Records from a collection -
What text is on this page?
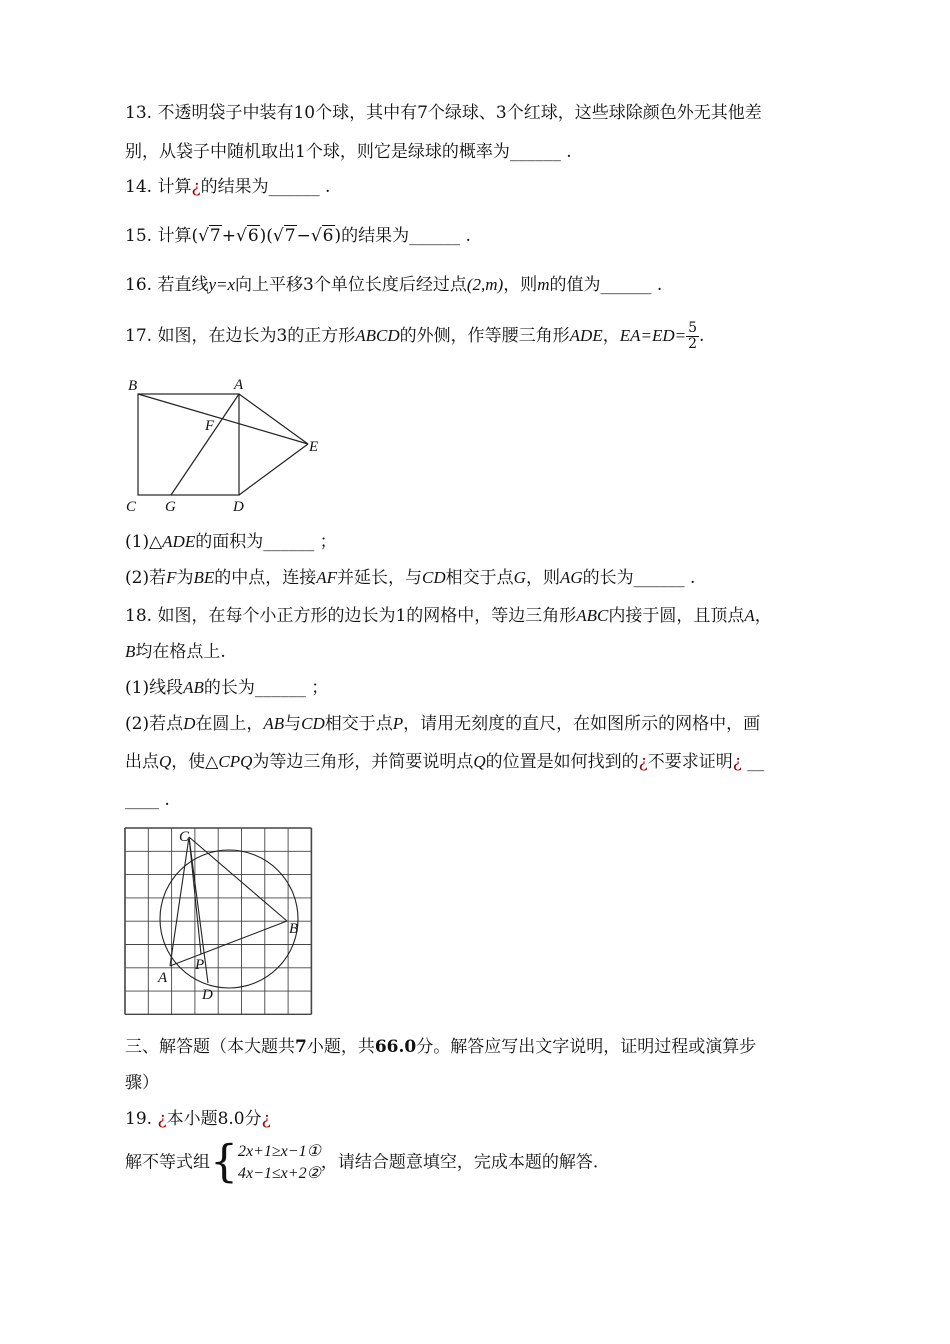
13. 不透明袋子中装有10个球，其中有7个绿球、3个红球，这些球除颜色外无其他差
别，从袋子中随机取出1个球，则它是绿球的概率为______ .
14. 计算¿的结果为______ .
15. 计算(√7+√6)(√7−√6)的结果为______ .
16. 若直线y=x向上平移3个单位长度后经过点(2,m)，则m的值为______ .
17. 如图，在边长为3的正方形ABCD的外侧，作等腰三角形ADE，$EA=ED= \frac{5}{2}$ .
B	A
F
E
C G	D
(1)△ADE的面积为______ ；
(2)若F为BE的中点，连接AF并延长，与CD相交于点G，则AG的长为______ .
18. 如图，在每个小正方形的边长为1的网格中，等边三角形ABC内接于圆，且顶点A，
B均在格点上.
(1)线段AB的长为______ ；
(2)若点D在圆上，AB与CD相交于点P，请用无刻度的直尺，在如图所示的网格中，画
出点Q，使△CPQ为等边三角形，并简要说明点Q的位置是如何找到的¿不要求证明¿ __
____ .
C
B
A
P
D
三、解答题（本大题共7小题，共66.0分。解答应写出文字说明，证明过程或演算步
骤）
19. ¿本小题8.0分¿
解不等式组{ 2x+1≥x−1①
4x−1≤x+2②
，请结合题意填空，完成本题的解答.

Problem to solve - All of the lines above should be retyped precisely, apart from the pictures.

The reply -
What text is on this page?
13. 不透明袋子中装有10个球，其中有7个绿球、3个红球，这些球除颜色外无其他差
别，从袋子中随机取出1个球，则它是绿球的概率为______ .
14. 计算¿的结果为______ .
15. 计算(√7+√6)(√7−√6)的结果为______ .
16. 若直线y=x向上平移3个单位长度后经过点(2,m)，则m的值为______ .
17. 如图，在边长为3的正方形ABCD的外侧，作等腰三角形ADE，$EA=ED= \frac{5}{2}$ .
B	A
F
E
C G	D
(1)△ADE的面积为______ ；
(2)若F为BE的中点，连接AF并延长，与CD相交于点G，则AG的长为______ .
18. 如图，在每个小正方形的边长为1的网格中，等边三角形ABC内接于圆，且顶点A，
B均在格点上.
(1)线段AB的长为______ ；
(2)若点D在圆上，AB与CD相交于点P，请用无刻度的直尺，在如图所示的网格中，画
出点Q，使△CPQ为等边三角形，并简要说明点Q的位置是如何找到的¿不要求证明¿ __
____ .
C
B
A
P
D
三、解答题（本大题共7小题，共66.0分。解答应写出文字说明，证明过程或演算步
骤）
19. ¿本小题8.0分¿
解不等式组{ 2x+1≥x−1①
4x−1≤x+2②
，请结合题意填空，完成本题的解答.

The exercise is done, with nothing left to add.